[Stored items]
_ _ _ _ _ _ _

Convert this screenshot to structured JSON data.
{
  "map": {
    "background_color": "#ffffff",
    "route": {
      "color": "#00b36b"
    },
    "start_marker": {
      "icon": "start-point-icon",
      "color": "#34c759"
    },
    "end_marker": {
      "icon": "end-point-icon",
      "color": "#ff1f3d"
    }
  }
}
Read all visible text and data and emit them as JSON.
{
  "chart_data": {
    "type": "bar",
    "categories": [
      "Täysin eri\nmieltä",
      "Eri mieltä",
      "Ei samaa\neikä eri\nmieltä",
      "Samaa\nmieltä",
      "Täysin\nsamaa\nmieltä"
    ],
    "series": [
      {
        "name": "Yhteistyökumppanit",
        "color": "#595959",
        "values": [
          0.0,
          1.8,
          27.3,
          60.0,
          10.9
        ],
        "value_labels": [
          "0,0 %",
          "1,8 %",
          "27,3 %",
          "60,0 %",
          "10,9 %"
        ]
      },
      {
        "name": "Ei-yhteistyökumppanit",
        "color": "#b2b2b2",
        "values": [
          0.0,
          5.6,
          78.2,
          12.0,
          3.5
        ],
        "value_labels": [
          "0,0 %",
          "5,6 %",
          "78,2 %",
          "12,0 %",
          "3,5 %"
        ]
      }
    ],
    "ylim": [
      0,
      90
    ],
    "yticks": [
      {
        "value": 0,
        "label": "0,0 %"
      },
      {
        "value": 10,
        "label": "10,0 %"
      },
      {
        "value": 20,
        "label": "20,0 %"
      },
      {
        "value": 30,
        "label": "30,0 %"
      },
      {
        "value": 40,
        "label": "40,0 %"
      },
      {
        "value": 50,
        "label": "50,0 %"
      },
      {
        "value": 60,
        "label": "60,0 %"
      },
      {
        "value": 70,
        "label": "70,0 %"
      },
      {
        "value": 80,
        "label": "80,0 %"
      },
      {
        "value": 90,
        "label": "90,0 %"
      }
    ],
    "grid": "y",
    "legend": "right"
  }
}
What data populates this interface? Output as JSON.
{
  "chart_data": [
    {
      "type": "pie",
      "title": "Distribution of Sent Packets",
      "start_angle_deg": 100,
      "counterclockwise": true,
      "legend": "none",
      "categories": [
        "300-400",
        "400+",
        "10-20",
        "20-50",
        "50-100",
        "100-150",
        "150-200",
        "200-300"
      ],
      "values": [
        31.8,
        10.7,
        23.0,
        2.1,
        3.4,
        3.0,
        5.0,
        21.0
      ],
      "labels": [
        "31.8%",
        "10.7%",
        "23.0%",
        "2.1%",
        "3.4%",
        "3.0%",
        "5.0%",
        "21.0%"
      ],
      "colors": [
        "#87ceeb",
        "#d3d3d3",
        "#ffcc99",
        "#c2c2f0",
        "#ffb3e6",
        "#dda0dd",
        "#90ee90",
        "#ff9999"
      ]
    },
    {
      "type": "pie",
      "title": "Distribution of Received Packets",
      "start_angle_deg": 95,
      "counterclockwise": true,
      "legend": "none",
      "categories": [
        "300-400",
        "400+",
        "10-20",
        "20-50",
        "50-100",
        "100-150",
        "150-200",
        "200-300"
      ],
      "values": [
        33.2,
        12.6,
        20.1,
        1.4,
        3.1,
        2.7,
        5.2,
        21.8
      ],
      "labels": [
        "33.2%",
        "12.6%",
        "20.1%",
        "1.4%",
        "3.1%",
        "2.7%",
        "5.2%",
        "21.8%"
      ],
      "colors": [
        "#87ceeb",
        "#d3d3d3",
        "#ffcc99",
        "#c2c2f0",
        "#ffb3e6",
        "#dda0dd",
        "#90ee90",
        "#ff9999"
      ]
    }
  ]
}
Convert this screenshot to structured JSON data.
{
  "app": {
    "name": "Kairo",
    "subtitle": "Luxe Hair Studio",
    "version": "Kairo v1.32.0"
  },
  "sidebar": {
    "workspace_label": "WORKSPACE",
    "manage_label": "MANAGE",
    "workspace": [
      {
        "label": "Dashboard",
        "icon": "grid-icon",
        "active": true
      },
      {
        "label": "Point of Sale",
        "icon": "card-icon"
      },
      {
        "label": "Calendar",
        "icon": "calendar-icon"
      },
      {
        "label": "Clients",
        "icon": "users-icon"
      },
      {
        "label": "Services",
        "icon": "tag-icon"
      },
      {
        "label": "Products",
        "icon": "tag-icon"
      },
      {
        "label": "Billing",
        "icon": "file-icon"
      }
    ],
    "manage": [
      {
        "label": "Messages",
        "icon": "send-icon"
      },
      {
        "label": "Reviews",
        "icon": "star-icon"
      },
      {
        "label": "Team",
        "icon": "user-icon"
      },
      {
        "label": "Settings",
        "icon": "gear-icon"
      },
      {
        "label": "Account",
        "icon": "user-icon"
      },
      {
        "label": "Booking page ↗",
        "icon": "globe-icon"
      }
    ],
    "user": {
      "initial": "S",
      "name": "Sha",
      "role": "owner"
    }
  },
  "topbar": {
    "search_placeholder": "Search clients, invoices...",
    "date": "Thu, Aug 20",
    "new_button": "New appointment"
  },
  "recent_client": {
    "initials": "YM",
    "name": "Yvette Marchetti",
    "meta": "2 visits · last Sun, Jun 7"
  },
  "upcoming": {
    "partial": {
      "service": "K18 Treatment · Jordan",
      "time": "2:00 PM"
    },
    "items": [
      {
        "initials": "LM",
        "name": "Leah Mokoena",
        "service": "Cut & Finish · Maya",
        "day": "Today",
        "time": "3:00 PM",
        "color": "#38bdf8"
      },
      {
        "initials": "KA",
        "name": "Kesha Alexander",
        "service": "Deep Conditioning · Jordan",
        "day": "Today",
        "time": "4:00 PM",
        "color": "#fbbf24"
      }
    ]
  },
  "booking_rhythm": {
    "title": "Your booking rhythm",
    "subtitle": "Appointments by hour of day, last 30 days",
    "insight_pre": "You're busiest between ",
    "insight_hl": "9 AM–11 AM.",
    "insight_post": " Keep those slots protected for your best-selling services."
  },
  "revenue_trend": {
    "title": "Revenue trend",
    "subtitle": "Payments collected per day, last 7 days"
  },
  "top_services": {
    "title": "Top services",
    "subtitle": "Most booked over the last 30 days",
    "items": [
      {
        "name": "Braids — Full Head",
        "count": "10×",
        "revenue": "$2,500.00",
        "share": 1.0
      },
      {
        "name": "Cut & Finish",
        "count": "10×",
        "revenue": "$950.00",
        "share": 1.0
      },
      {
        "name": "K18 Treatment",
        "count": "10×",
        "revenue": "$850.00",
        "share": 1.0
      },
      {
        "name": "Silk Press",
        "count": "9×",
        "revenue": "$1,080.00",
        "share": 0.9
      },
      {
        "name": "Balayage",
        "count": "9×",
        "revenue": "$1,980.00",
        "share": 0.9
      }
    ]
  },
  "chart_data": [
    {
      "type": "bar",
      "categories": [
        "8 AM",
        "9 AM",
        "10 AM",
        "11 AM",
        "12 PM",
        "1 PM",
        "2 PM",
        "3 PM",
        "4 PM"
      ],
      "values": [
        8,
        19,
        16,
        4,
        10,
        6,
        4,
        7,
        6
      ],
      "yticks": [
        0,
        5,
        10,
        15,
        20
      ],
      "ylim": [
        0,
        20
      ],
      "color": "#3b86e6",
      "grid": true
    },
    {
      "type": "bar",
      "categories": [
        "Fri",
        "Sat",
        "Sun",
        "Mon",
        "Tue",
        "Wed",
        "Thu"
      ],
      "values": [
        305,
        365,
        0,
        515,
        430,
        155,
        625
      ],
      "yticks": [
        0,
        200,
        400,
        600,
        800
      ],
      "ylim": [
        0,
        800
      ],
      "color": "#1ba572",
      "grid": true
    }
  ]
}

_ _ _ _ _ _ _

WHAT THE TASK REQUIRES
Quote the material exactly, leaving nothing out.

COMPLETED TASK
Convert this screenshot to structured JSON data.
{
  "map": {
    "background_color": "#ffffff",
    "route": {
      "color": "#00b36b"
    },
    "start_marker": {
      "icon": "start-point-icon",
      "color": "#34c759"
    },
    "end_marker": {
      "icon": "end-point-icon",
      "color": "#ff1f3d"
    }
  }
}
Read all visible text and data and emit them as JSON.
{
  "chart_data": {
    "type": "bar",
    "categories": [
      "Täysin eri\nmieltä",
      "Eri mieltä",
      "Ei samaa\neikä eri\nmieltä",
      "Samaa\nmieltä",
      "Täysin\nsamaa\nmieltä"
    ],
    "series": [
      {
        "name": "Yhteistyökumppanit",
        "color": "#595959",
        "values": [
          0.0,
          1.8,
          27.3,
          60.0,
          10.9
        ],
        "value_labels": [
          "0,0 %",
          "1,8 %",
          "27,3 %",
          "60,0 %",
          "10,9 %"
        ]
      },
      {
        "name": "Ei-yhteistyökumppanit",
        "color": "#b2b2b2",
        "values": [
          0.0,
          5.6,
          78.2,
          12.0,
          3.5
        ],
        "value_labels": [
          "0,0 %",
          "5,6 %",
          "78,2 %",
          "12,0 %",
          "3,5 %"
        ]
      }
    ],
    "ylim": [
      0,
      90
    ],
    "yticks": [
      {
        "value": 0,
        "label": "0,0 %"
      },
      {
        "value": 10,
        "label": "10,0 %"
      },
      {
        "value": 20,
        "label": "20,0 %"
      },
      {
        "value": 30,
        "label": "30,0 %"
      },
      {
        "value": 40,
        "label": "40,0 %"
      },
      {
        "value": 50,
        "label": "50,0 %"
      },
      {
        "value": 60,
        "label": "60,0 %"
      },
      {
        "value": 70,
        "label": "70,0 %"
      },
      {
        "value": 80,
        "label": "80,0 %"
      },
      {
        "value": 90,
        "label": "90,0 %"
      }
    ],
    "grid": "y",
    "legend": "right"
  }
}
What data populates this interface? Output as JSON.
{
  "chart_data": [
    {
      "type": "pie",
      "title": "Distribution of Sent Packets",
      "start_angle_deg": 100,
      "counterclockwise": true,
      "legend": "none",
      "categories": [
        "300-400",
        "400+",
        "10-20",
        "20-50",
        "50-100",
        "100-150",
        "150-200",
        "200-300"
      ],
      "values": [
        31.8,
        10.7,
        23.0,
        2.1,
        3.4,
        3.0,
        5.0,
        21.0
      ],
      "labels": [
        "31.8%",
        "10.7%",
        "23.0%",
        "2.1%",
        "3.4%",
        "3.0%",
        "5.0%",
        "21.0%"
      ],
      "colors": [
        "#87ceeb",
        "#d3d3d3",
        "#ffcc99",
        "#c2c2f0",
        "#ffb3e6",
        "#dda0dd",
        "#90ee90",
        "#ff9999"
      ]
    },
    {
      "type": "pie",
      "title": "Distribution of Received Packets",
      "start_angle_deg": 95,
      "counterclockwise": true,
      "legend": "none",
      "categories": [
        "300-400",
        "400+",
        "10-20",
        "20-50",
        "50-100",
        "100-150",
        "150-200",
        "200-300"
      ],
      "values": [
        33.2,
        12.6,
        20.1,
        1.4,
        3.1,
        2.7,
        5.2,
        21.8
      ],
      "labels": [
        "33.2%",
        "12.6%",
        "20.1%",
        "1.4%",
        "3.1%",
        "2.7%",
        "5.2%",
        "21.8%"
      ],
      "colors": [
        "#87ceeb",
        "#d3d3d3",
        "#ffcc99",
        "#c2c2f0",
        "#ffb3e6",
        "#dda0dd",
        "#90ee90",
        "#ff9999"
      ]
    }
  ]
}
Convert this screenshot to structured JSON data.
{
  "app": {
    "name": "Kairo",
    "subtitle": "Luxe Hair Studio",
    "version": "Kairo v1.32.0"
  },
  "sidebar": {
    "workspace_label": "WORKSPACE",
    "manage_label": "MANAGE",
    "workspace": [
      {
        "label": "Dashboard",
        "icon": "grid-icon",
        "active": true
      },
      {
        "label": "Point of Sale",
        "icon": "card-icon"
      },
      {
        "label": "Calendar",
        "icon": "calendar-icon"
      },
      {
        "label": "Clients",
        "icon": "users-icon"
      },
      {
        "label": "Services",
        "icon": "tag-icon"
      },
      {
        "label": "Products",
        "icon": "tag-icon"
      },
      {
        "label": "Billing",
        "icon": "file-icon"
      }
    ],
    "manage": [
      {
        "label": "Messages",
        "icon": "send-icon"
      },
      {
        "label": "Reviews",
        "icon": "star-icon"
      },
      {
        "label": "Team",
        "icon": "user-icon"
      },
      {
        "label": "Settings",
        "icon": "gear-icon"
      },
      {
        "label": "Account",
        "icon": "user-icon"
      },
      {
        "label": "Booking page ↗",
        "icon": "globe-icon"
      }
    ],
    "user": {
      "initial": "S",
      "name": "Sha",
      "role": "owner"
    }
  },
  "topbar": {
    "search_placeholder": "Search clients, invoices...",
    "date": "Thu, Aug 20",
    "new_button": "New appointment"
  },
  "recent_client": {
    "initials": "YM",
    "name": "Yvette Marchetti",
    "meta": "2 visits · last Sun, Jun 7"
  },
  "upcoming": {
    "partial": {
      "service": "K18 Treatment · Jordan",
      "time": "2:00 PM"
    },
    "items": [
      {
        "initials": "LM",
        "name": "Leah Mokoena",
        "service": "Cut & Finish · Maya",
        "day": "Today",
        "time": "3:00 PM",
        "color": "#38bdf8"
      },
      {
        "initials": "KA",
        "name": "Kesha Alexander",
        "service": "Deep Conditioning · Jordan",
        "day": "Today",
        "time": "4:00 PM",
        "color": "#fbbf24"
      }
    ]
  },
  "booking_rhythm": {
    "title": "Your booking rhythm",
    "subtitle": "Appointments by hour of day, last 30 days",
    "insight_pre": "You're busiest between ",
    "insight_hl": "9 AM–11 AM.",
    "insight_post": " Keep those slots protected for your best-selling services."
  },
  "revenue_trend": {
    "title": "Revenue trend",
    "subtitle": "Payments collected per day, last 7 days"
  },
  "top_services": {
    "title": "Top services",
    "subtitle": "Most booked over the last 30 days",
    "items": [
      {
        "name": "Braids — Full Head",
        "count": "10×",
        "revenue": "$2,500.00",
        "share": 1.0
      },
      {
        "name": "Cut & Finish",
        "count": "10×",
        "revenue": "$950.00",
        "share": 1.0
      },
      {
        "name": "K18 Treatment",
        "count": "10×",
        "revenue": "$850.00",
        "share": 1.0
      },
      {
        "name": "Silk Press",
        "count": "9×",
        "revenue": "$1,080.00",
        "share": 0.9
      },
      {
        "name": "Balayage",
        "count": "9×",
        "revenue": "$1,980.00",
        "share": 0.9
      }
    ]
  },
  "chart_data": [
    {
      "type": "bar",
      "categories": [
        "8 AM",
        "9 AM",
        "10 AM",
        "11 AM",
        "12 PM",
        "1 PM",
        "2 PM",
        "3 PM",
        "4 PM"
      ],
      "values": [
        8,
        19,
        16,
        4,
        10,
        6,
        4,
        7,
        6
      ],
      "yticks": [
        0,
        5,
        10,
        15,
        20
      ],
      "ylim": [
        0,
        20
      ],
      "color": "#3b86e6",
      "grid": true
    },
    {
      "type": "bar",
      "categories": [
        "Fri",
        "Sat",
        "Sun",
        "Mon",
        "Tue",
        "Wed",
        "Thu"
      ],
      "values": [
        305,
        365,
        0,
        515,
        430,
        155,
        625
      ],
      "yticks": [
        0,
        200,
        400,
        600,
        800
      ],
      "ylim": [
        0,
        800
      ],
      "color": "#1ba572",
      "grid": true
    }
  ]
}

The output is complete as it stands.